>> start
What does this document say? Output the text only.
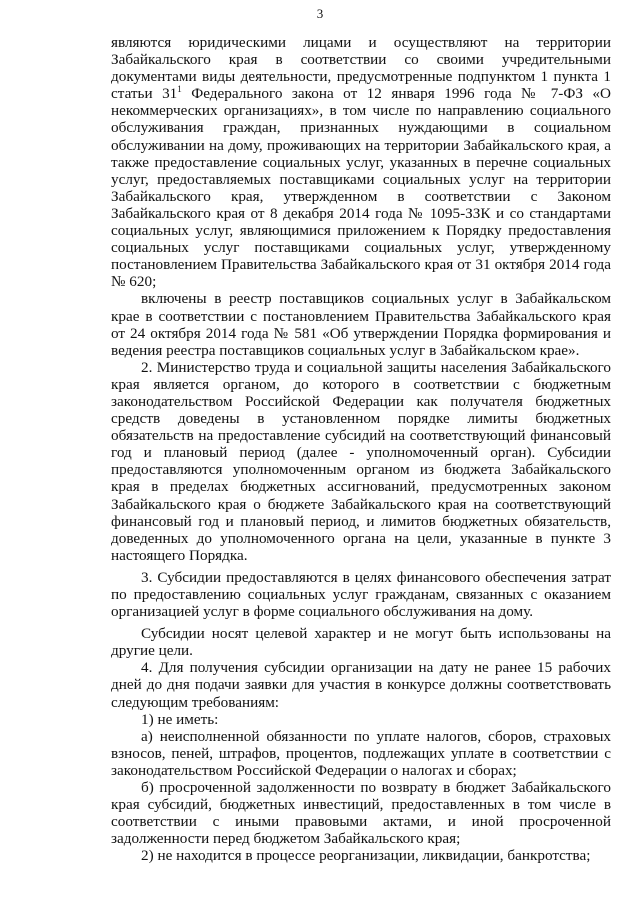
3

являются юридическими лицами и осуществляют на территории Забайкальского края в соответствии со своими учредительными документами виды деятельности, предусмотренные подпунктом 1 пункта 1 статьи $31^1$ Федерального закона от 12 января 1996 года № 7-ФЗ «О некоммерческих организациях», в том числе по направлению социального обслуживания граждан, признанных нуждающими в социальном обслуживании на дому, проживающих на территории Забайкальского края, а также предоставление социальных услуг, указанных в перечне социальных услуг, предоставляемых поставщиками социальных услуг на территории Забайкальского края, утвержденном в соответствии с Законом Забайкальского края от 8 декабря 2014 года № 1095-ЗЗК и со стандартами социальных услуг, являющимися приложением к Порядку предоставления социальных услуг поставщиками социальных услуг, утвержденному постановлением Правительства Забайкальского края от 31 октября 2014 года № 620;

включены в реестр поставщиков социальных услуг в Забайкальском крае в соответствии с постановлением Правительства Забайкальского края от 24 октября 2014 года № 581 «Об утверждении Порядка формирования и ведения реестра поставщиков социальных услуг в Забайкальском крае».

2. Министерство труда и социальной защиты населения Забайкальского края является органом, до которого в соответствии с бюджетным законодательством Российской Федерации как получателя бюджетных средств доведены в установленном порядке лимиты бюджетных обязательств на предоставление субсидий на соответствующий финансовый год и плановый период (далее - уполномоченный орган). Субсидии предоставляются уполномоченным органом из бюджета Забайкальского края в пределах бюджетных ассигнований, предусмотренных законом Забайкальского края о бюджете Забайкальского края на соответствующий финансовый год и плановый период, и лимитов бюджетных обязательств, доведенных до уполномоченного органа на цели, указанные в пункте 3 настоящего Порядка.

3. Субсидии предоставляются в целях финансового обеспечения затрат по предоставлению социальных услуг гражданам, связанных с оказанием организацией услуг в форме социального обслуживания на дому.

Субсидии носят целевой характер и не могут быть использованы на другие цели.

4. Для получения субсидии организации на дату не ранее 15 рабочих дней до дня подачи заявки для участия в конкурсе должны соответствовать следующим требованиям:

1) не иметь:

а) неисполненной обязанности по уплате налогов, сборов, страховых взносов, пеней, штрафов, процентов, подлежащих уплате в соответствии с законодательством Российской Федерации о налогах и сборах;

б) просроченной задолженности по возврату в бюджет Забайкальского края субсидий, бюджетных инвестиций, предоставленных в том числе в соответствии с иными правовыми актами, и иной просроченной задолженности перед бюджетом Забайкальского края;

2) не находится в процессе реорганизации, ликвидации, банкротства;
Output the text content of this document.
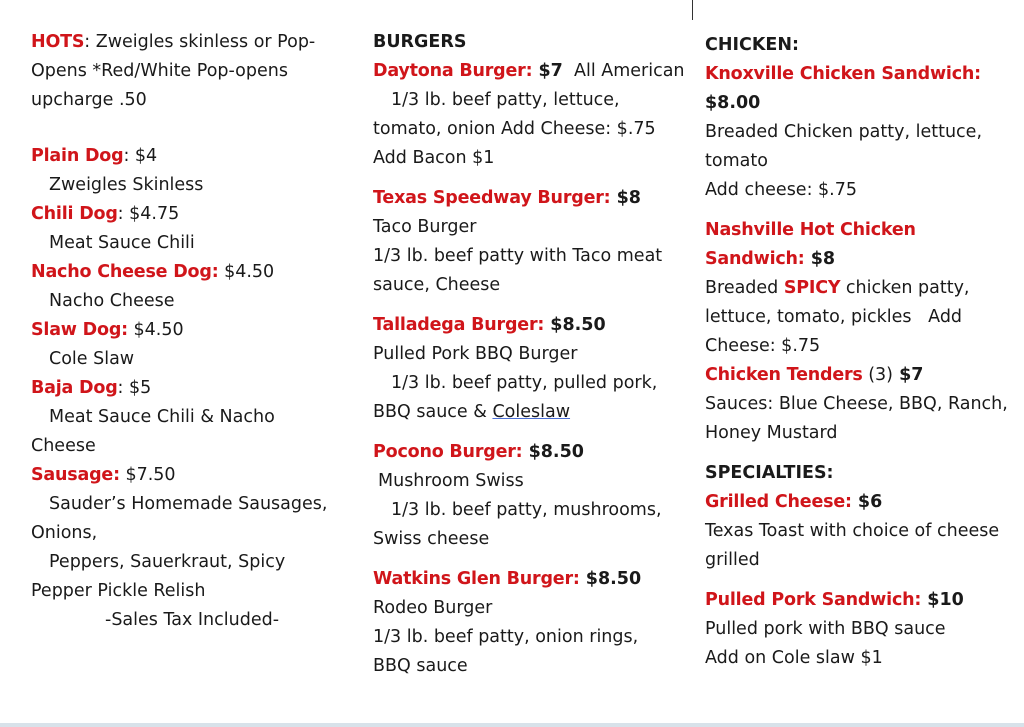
HOTS: Zweigles skinless or Pop-Opens *Red/White Pop-opens upcharge .50

Plain Dog: $4

Zweigles Skinless

Chili Dog: $4.75

Meat Sauce Chili

Nacho Cheese Dog: $4.50

Nacho Cheese

Slaw Dog: $4.50

Cole Slaw

Baja Dog: $5

Meat Sauce Chili & Nacho

Cheese

Sausage: $7.50

Sauder’s Homemade Sausages,

Onions,

Peppers, Sauerkraut, Spicy

Pepper Pickle Relish

-Sales Tax Included-

BURGERS

Daytona Burger: $7  All American

1/3 lb. beef patty, lettuce,

tomato, onion Add Cheese: $.75

Add Bacon $1

Texas Speedway Burger: $8

Taco Burger

1/3 lb. beef patty with Taco meat

sauce, Cheese

Talladega Burger: $8.50

Pulled Pork BBQ Burger

1/3 lb. beef patty, pulled pork,

BBQ sauce & Coleslaw

Pocono Burger: $8.50

Mushroom Swiss

1/3 lb. beef patty, mushrooms,

Swiss cheese

Watkins Glen Burger: $8.50

Rodeo Burger

1/3 lb. beef patty, onion rings,

BBQ sauce

CHICKEN:

Knoxville Chicken Sandwich:

$8.00

Breaded Chicken patty, lettuce,

tomato

Add cheese: $.75

Nashville Hot Chicken

Sandwich: $8

Breaded SPICY chicken patty,

lettuce, tomato, pickles   Add

Cheese: $.75

Chicken Tenders (3) $7

Sauces: Blue Cheese, BBQ, Ranch,

Honey Mustard

SPECIALTIES:

Grilled Cheese: $6

Texas Toast with choice of cheese

grilled

Pulled Pork Sandwich: $10

Pulled pork with BBQ sauce

Add on Cole slaw $1
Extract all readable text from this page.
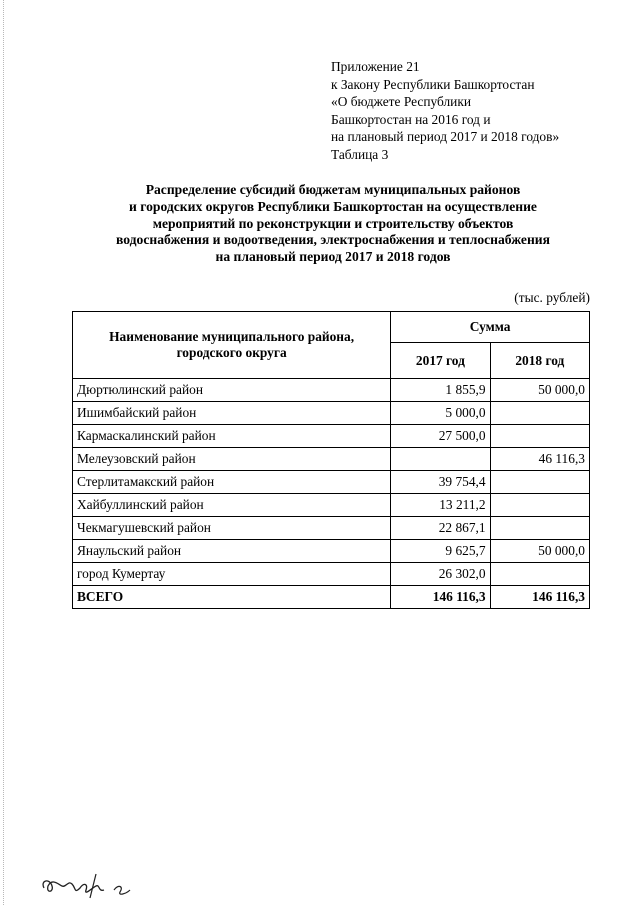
Приложение 21
к Закону Республики Башкортостан
«О бюджете Республики
Башкортостан на 2016 год и
на плановый период 2017 и 2018 годов»
Таблица 3
Распределение субсидий бюджетам муниципальных районов
и городских округов Республики Башкортостан на осуществление
мероприятий по реконструкции и строительству объектов
водоснабжения и водоотведения, электроснабжения и теплоснабжения
на плановый период 2017 и 2018 годов
(тыс. рублей)
Наименование муниципального района, городского округа	Сумма	
	2017 год	2018 год
Дюртюлинский район	1 855,9	50 000,0
Ишимбайский район	5 000,0	
Кармаскалинский район	27 500,0	
Мелеузовский район		46 116,3
Стерлитамакский район	39 754,4	
Хайбуллинский район	13 211,2	
Чекмагушевский район	22 867,1	
Янаульский район	9 625,7	50 000,0
город Кумертау	26 302,0	
ВСЕГО	146 116,3	146 116,3
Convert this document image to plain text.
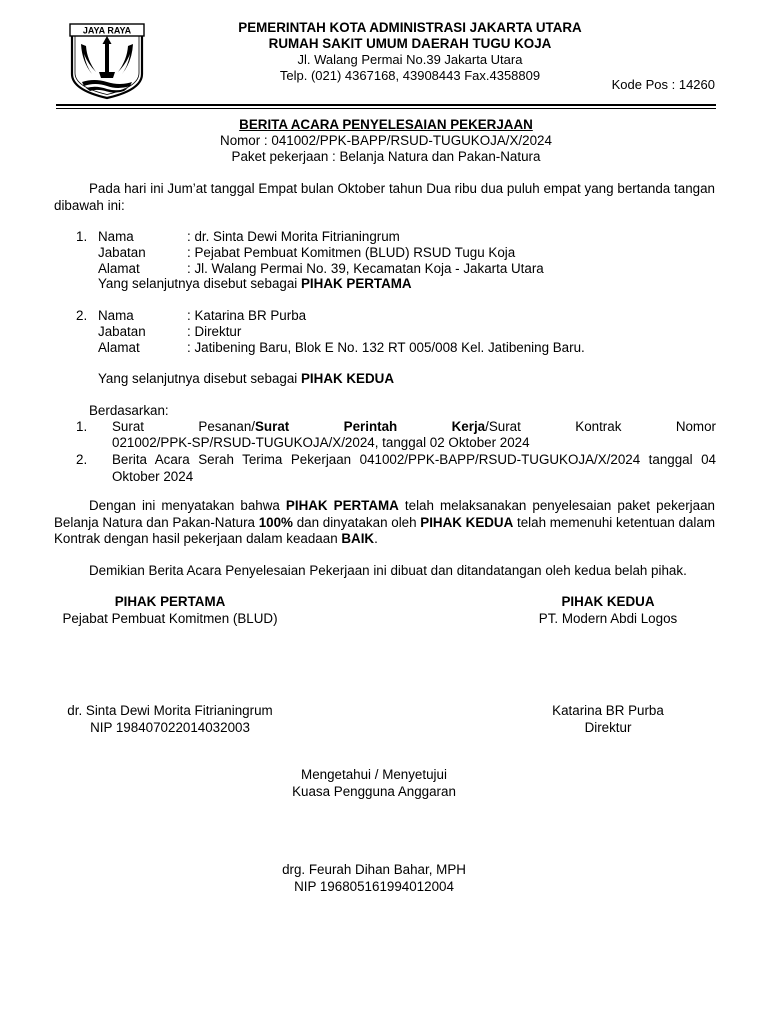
JAYA RAYA	PEMERINTAH KOTA ADMINISTRASI JAKARTA UTARA
RUMAH SAKIT UMUM DAERAH TUGU KOJA
Jl. Walang Permai No.39 Jakarta Utara
Telp. (021) 4367168, 43908443 Fax.4358809
Kode Pos : 14260
BERITA ACARA PENYELESAIAN PEKERJAAN
Nomor : 041002/PPK-BAPP/RSUD-TUGUKOJA/X/2024
Paket pekerjaan : Belanja Natura dan Pakan-Natura
Pada hari ini Jum’at tanggal Empat bulan Oktober tahun Dua ribu dua puluh empat yang bertanda tangan dibawah ini:
1. Nama	: dr. Sinta Dewi Morita Fitrianingrum
Jabatan	: Pejabat Pembuat Komitmen (BLUD) RSUD Tugu Koja
Alamat	: Jl. Walang Permai No. 39, Kecamatan Koja - Jakarta Utara
Yang selanjutnya disebut sebagai PIHAK PERTAMA
2. Nama	: Katarina BR Purba
Jabatan	: Direktur
Alamat	: Jatibening Baru, Blok E No. 132 RT 005/008 Kel. Jatibening Baru.
Yang selanjutnya disebut sebagai PIHAK KEDUA
Berdasarkan:
1. Surat Pesanan/Surat Perintah Kerja/Surat Kontrak Nomor
021002/PPK-SP/RSUD-TUGUKOJA/X/2024, tanggal 02 Oktober 2024
2. Berita Acara Serah Terima Pekerjaan 041002/PPK-BAPP/RSUD-TUGUKOJA/X/2024 tanggal 04 Oktober 2024
Dengan ini menyatakan bahwa PIHAK PERTAMA telah melaksanakan penyelesaian paket pekerjaan Belanja Natura dan Pakan-Natura 100% dan dinyatakan oleh PIHAK KEDUA telah memenuhi ketentuan dalam Kontrak dengan hasil pekerjaan dalam keadaan BAIK.
Demikian Berita Acara Penyelesaian Pekerjaan ini dibuat dan ditandatangan oleh kedua belah pihak.
PIHAK PERTAMA
Pejabat Pembuat Komitmen (BLUD)
dr. Sinta Dewi Morita Fitrianingrum
NIP 198407022014032003
PIHAK KEDUA
PT. Modern Abdi Logos
Katarina BR Purba
Direktur
Mengetahui / Menyetujui
Kuasa Pengguna Anggaran
drg. Feurah Dihan Bahar, MPH
NIP 196805161994012004
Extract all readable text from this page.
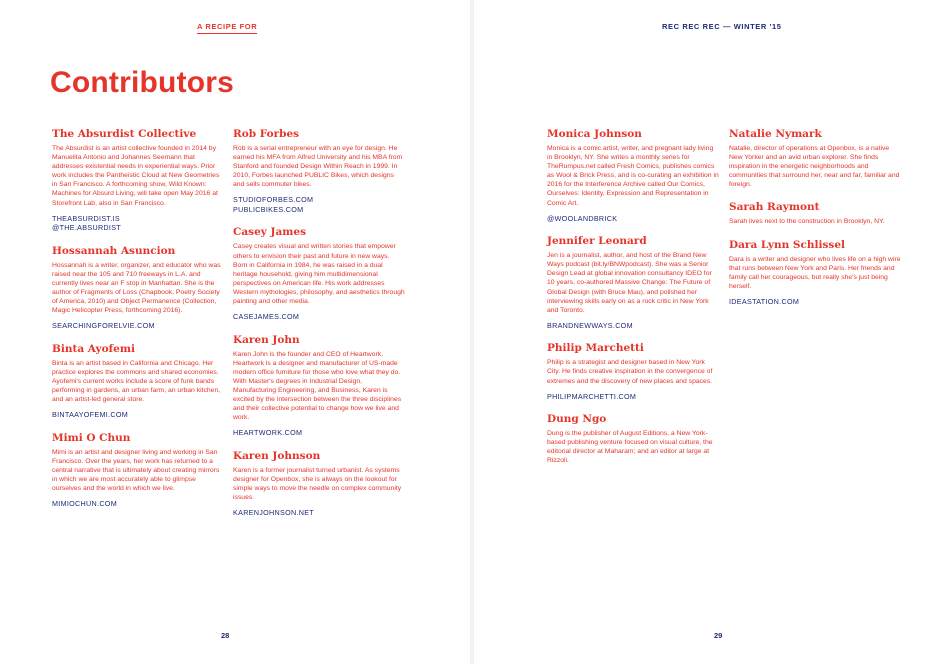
A RECIPE FOR
Contributors
The Absurdist Collective

The Absurdist is an artist collective founded in 2014 by Manuelita Antonio and Johannes Seemann that addresses existential needs in experiential ways. Prior work includes the Pantheistic Cloud at New Geometries in San Francisco. A forthcoming show, Wild Known: Machines for Absurd Living, will take open May 2016 at Storefront Lab, also in San Francisco.

THEABSURDIST.IS
@THE.ABSURDIST
Hossannah Asuncion

Hossannah is a writer, organizer, and educator who was raised near the 105 and 710 freeways in L.A. and currently lives near an F stop in Manhattan. She is the author of Fragments of Loss (Chapbook, Poetry Society of America, 2010) and Object Permanence (Collection, Magic Helicopter Press, forthcoming 2016).

SEARCHINGFORELVIE.COM
Binta Ayofemi

Binta is an artist based in California and Chicago. Her practice explores the commons and shared economies. Ayofemi's current works include a score of funk bands performing in gardens, an urban farm, an urban kitchen, and an artist-led general store.

BINTAAYOFEMI.COM
Mimi O Chun

Mimi is an artist and designer living and working in San Francisco. Over the years, her work has returned to a central narrative that is ultimately about creating mirrors in which we are most accurately able to glimpse ourselves and the world in which we live.

MIMIOCHUN.COM
Rob Forbes

Rob is a serial entrepreneur with an eye for design. He earned his MFA from Alfred University and his MBA from Stanford and founded Design Within Reach in 1999. In 2010, Forbes launched PUBLIC Bikes, which designs and sells commuter bikes.

STUDIOFORBES.COM
PUBLICBIKES.COM
Casey James

Casey creates visual and written stories that empower others to envision their past and future in new ways. Born in California in 1984, he was raised in a dual heritage household, giving him multidimensional perspectives on American life. His work addresses Western mythologies, philosophy, and aesthetics through painting and other media.

CASEJAMES.COM
Karen John

Karen John is the founder and CEO of Heartwork. Heartwork is a designer and manufacturer of US-made modern office furniture for those who love what they do. With Master's degrees in Industrial Design, Manufacturing Engineering, and Business, Karen is excited by the intersection between the three disciplines and their collective potential to change how we live and work.

HEARTWORK.COM
Karen Johnson

Karen is a former journalist turned urbanist. As systems designer for Openbox, she is always on the lookout for simple ways to move the needle on complex community issues.

KARENJOHNSON.NET
28
REC REC REC — WINTER '15
Monica Johnson

Monica is a comic artist, writer, and pregnant lady living in Brooklyn, NY. She writes a monthly series for TheRumpus.net called Fresh Comics, publishes comics as Wool & Brick Press, and is co-curating an exhibition in 2016 for the Interference Archive called Our Comics, Ourselves: Identity, Expression and Representation in Comic Art.

@WOOLANDBRICK
Jennifer Leonard

Jen is a journalist, author, and host of the Brand New Ways podcast (bit.ly/BNWpodcast). She was a Senior Design Lead at global innovation consultancy IDEO for 10 years, co-authored Massive Change: The Future of Global Design (with Bruce Mau), and polished her interviewing skills early on as a rock critic in New York and Toronto.

BRANDNEWWAYS.COM
Philip Marchetti

Philip is a strategist and designer based in New York City. He finds creative inspiration in the convergence of extremes and the discovery of new places and spaces.

PHILIPMARCHETTI.COM
Dung Ngo

Dung is the publisher of August Editions, a New York-based publishing venture focused on visual culture, the editorial director at Maharam; and an editor at large at Rizzoli.

Natalie Nymark

Natalie, director of operations at Openbox, is a native New Yorker and an avid urban explorer. She finds inspiration in the energetic neighborhoods and communities that surround her, near and far, familiar and foreign.

Sarah Raymont

Sarah lives next to the construction in Brooklyn, NY.

Dara Lynn Schlissel

Dara is a writer and designer who lives life on a high wire that runs between New York and Paris. Her friends and family call her courageous, but really she's just being herself.

IDEASTATION.COM
29
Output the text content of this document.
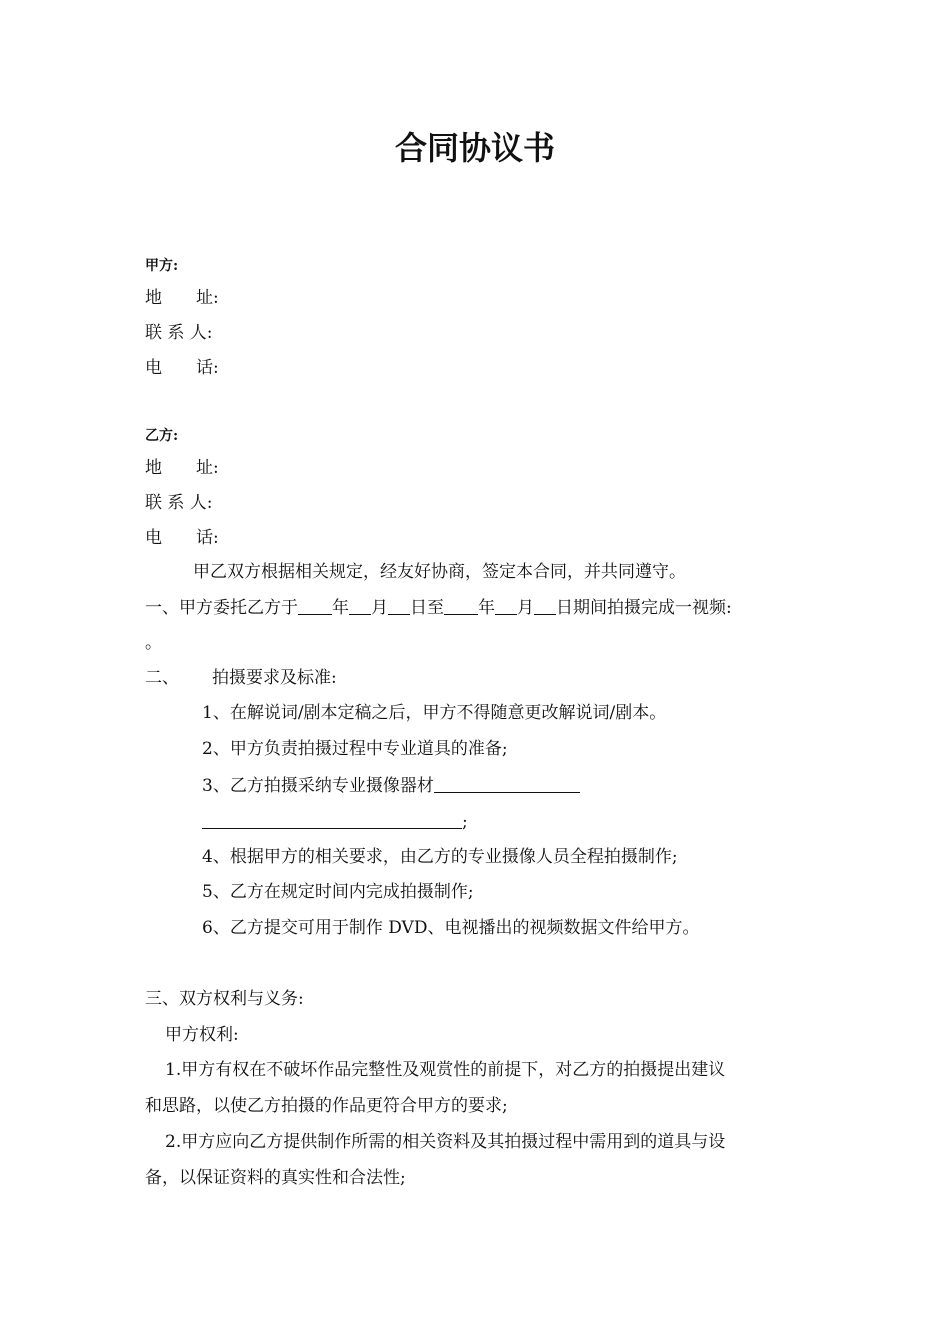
合同协议书
甲方:
地　　址:
联 系 人:
电　　话:
乙方:
地　　址:
联 系 人:
电　　话:
甲乙双方根据相关规定，经友好协商，签定本合同，并共同遵守。
一、甲方委托乙方于 年 月 日至 年 月 日期间拍摄完成一视频:
。
二、 拍摄要求及标准:
1、在解说词/剧本定稿之后，甲方不得随意更改解说词/剧本。
2、甲方负责拍摄过程中专业道具的准备;
3、乙方拍摄采纳专业摄像器材
;
4、根据甲方的相关要求，由乙方的专业摄像人员全程拍摄制作;
5、乙方在规定时间内完成拍摄制作;
6、乙方提交可用于制作 DVD、电视播出的视频数据文件给甲方。
三、双方权利与义务:
甲方权利:
1.甲方有权在不破坏作品完整性及观赏性的前提下，对乙方的拍摄提出建议
和思路，以使乙方拍摄的作品更符合甲方的要求;
2.甲方应向乙方提供制作所需的相关资料及其拍摄过程中需用到的道具与设
备，以保证资料的真实性和合法性;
>> end
◆ TASK DIRECTIONS
Filter the listing above for the string "Breaded" and copy every matching line.

◆ TASK ANSWER
Breaded Chicken patty, lettuce,
Breaded SPICY chicken patty,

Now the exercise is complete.